▶ _Supplied data_:
---

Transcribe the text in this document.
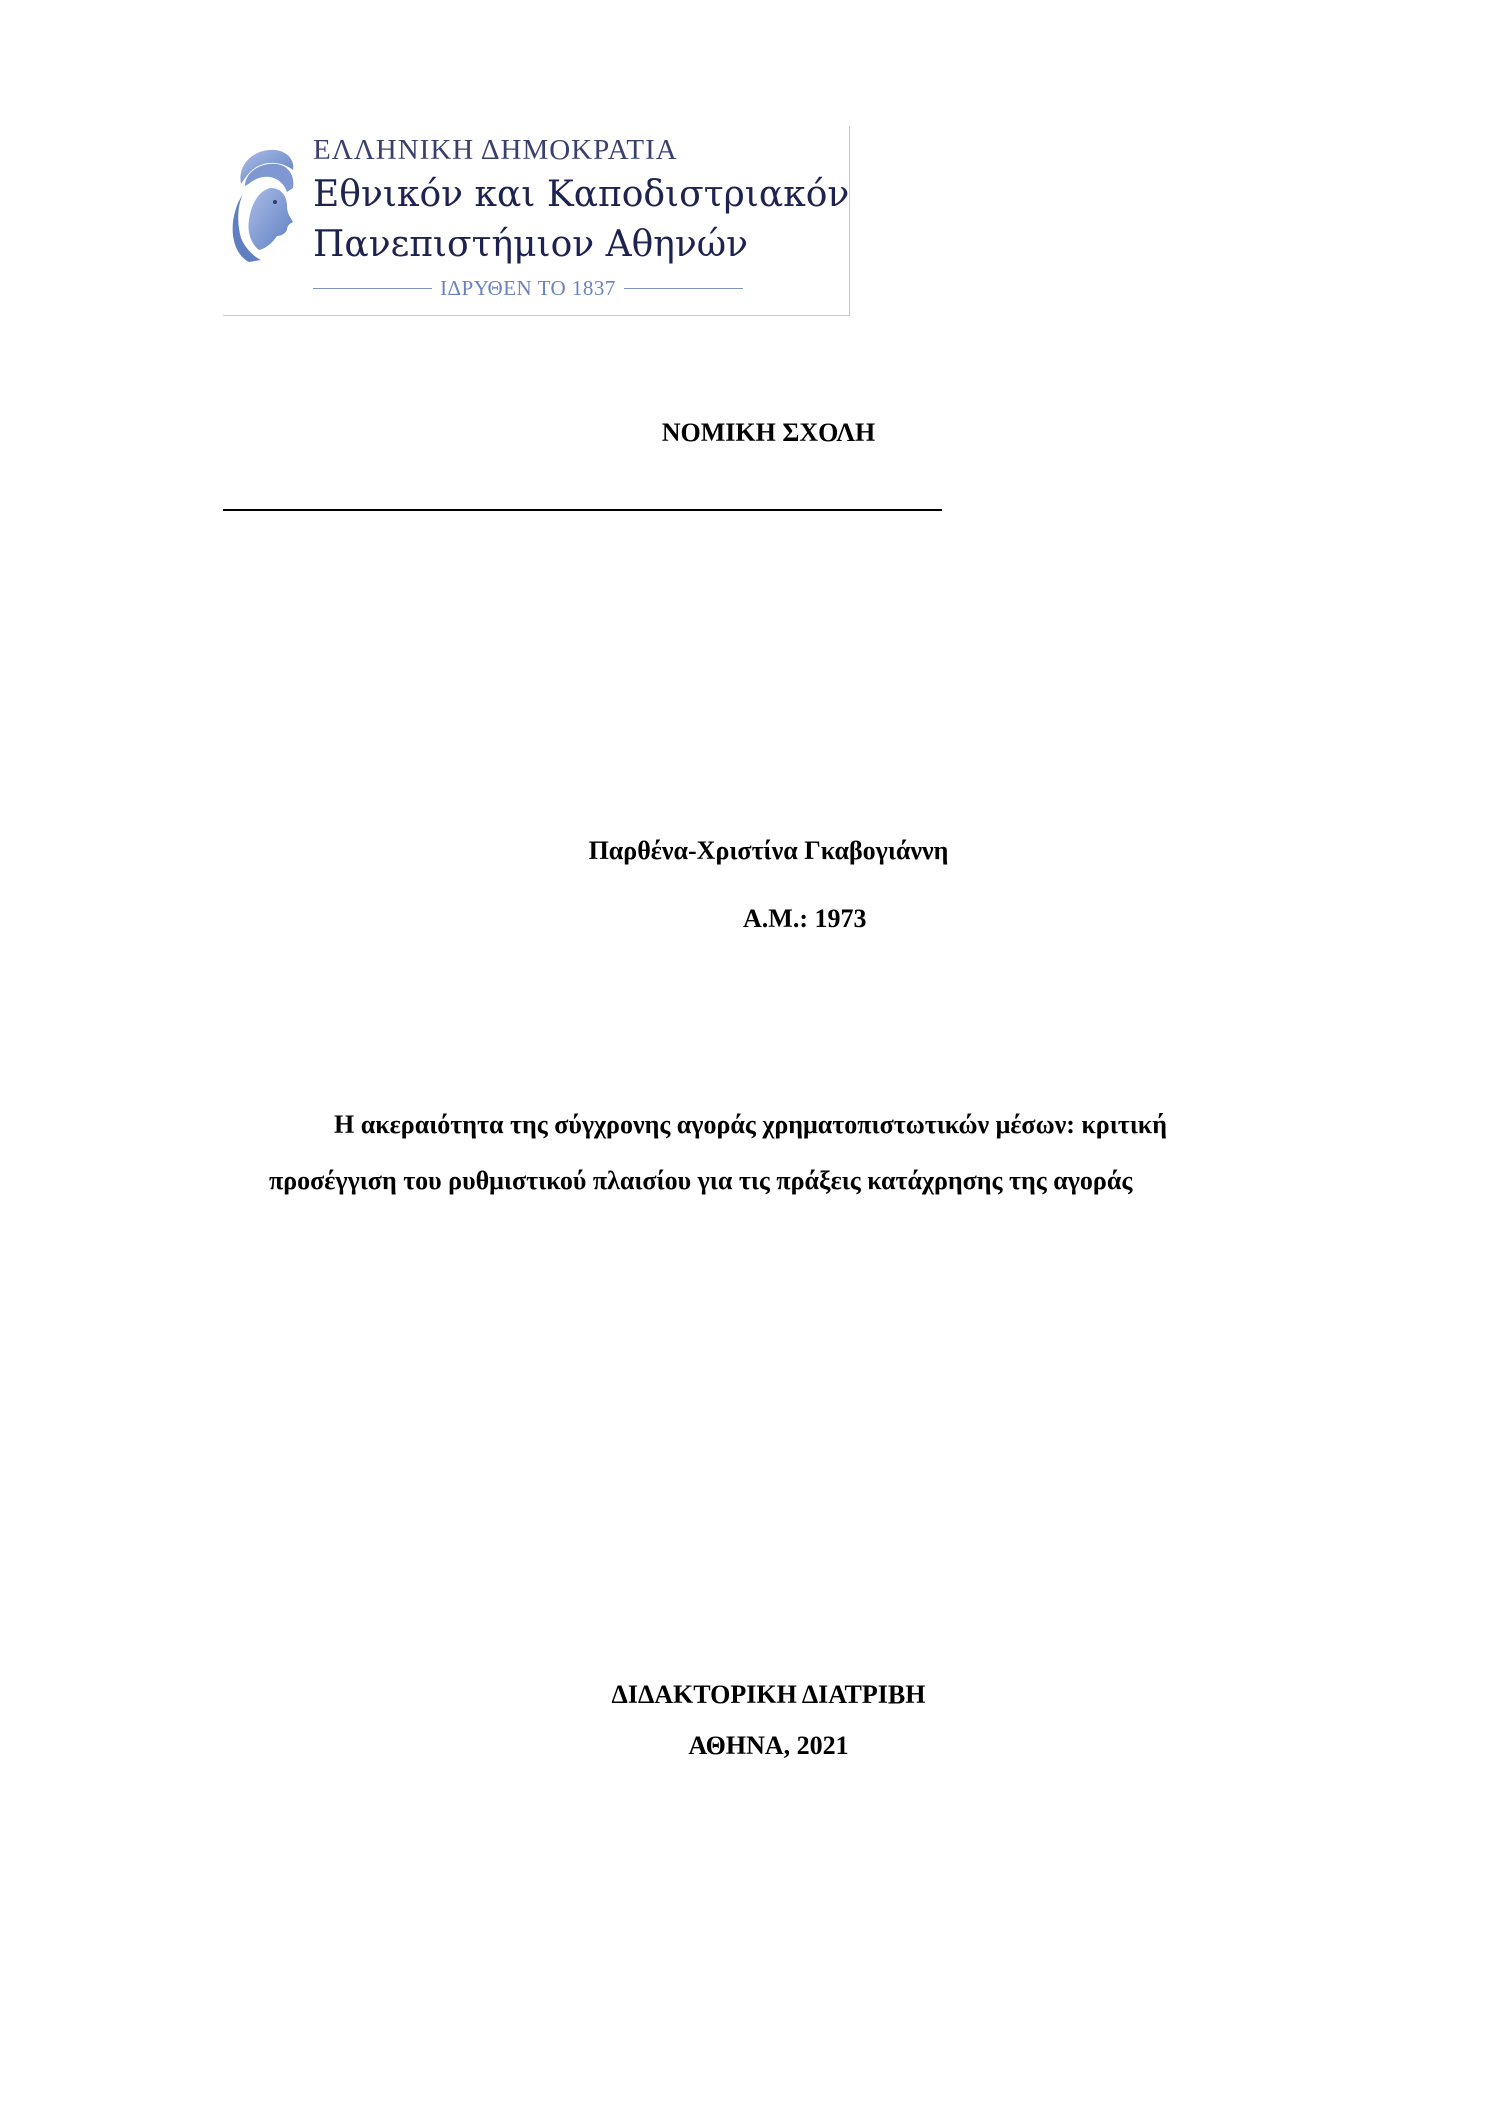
ΕΛΛΗΝΙΚΗ ΔΗΜΟΚΡΑΤΙΑ
Εθνικόν και Καποδιστριακόν
Πανεπιστήμιον Αθηνών
ΙΔΡΥΘΕΝ ΤΟ 1837
ΝΟΜΙΚΗ ΣΧΟΛΗ
Παρθένα-Χριστίνα Γκαβογιάννη
Α.Μ.: 1973
Η ακεραιότητα της σύγχρονης αγοράς χρηματοπιστωτικών μέσων: κριτική
προσέγγιση του ρυθμιστικού πλαισίου για τις πράξεις κατάχρησης της αγοράς
ΔΙΔΑΚΤΟΡΙΚΗ ΔΙΑΤΡΙΒΗ
ΑΘΗΝΑ, 2021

---

▶ _What is being asked_: Reproduce every line exactly and omit all pictures.

▶ _Final answer_:
Transcribe the text in this document.
ΕΛΛΗΝΙΚΗ ΔΗΜΟΚΡΑΤΙΑ
Εθνικόν και Καποδιστριακόν
Πανεπιστήμιον Αθηνών
ΙΔΡΥΘΕΝ ΤΟ 1837
ΝΟΜΙΚΗ ΣΧΟΛΗ
Παρθένα-Χριστίνα Γκαβογιάννη
Α.Μ.: 1973
Η ακεραιότητα της σύγχρονης αγοράς χρηματοπιστωτικών μέσων: κριτική
προσέγγιση του ρυθμιστικού πλαισίου για τις πράξεις κατάχρησης της αγοράς
ΔΙΔΑΚΤΟΡΙΚΗ ΔΙΑΤΡΙΒΗ
ΑΘΗΝΑ, 2021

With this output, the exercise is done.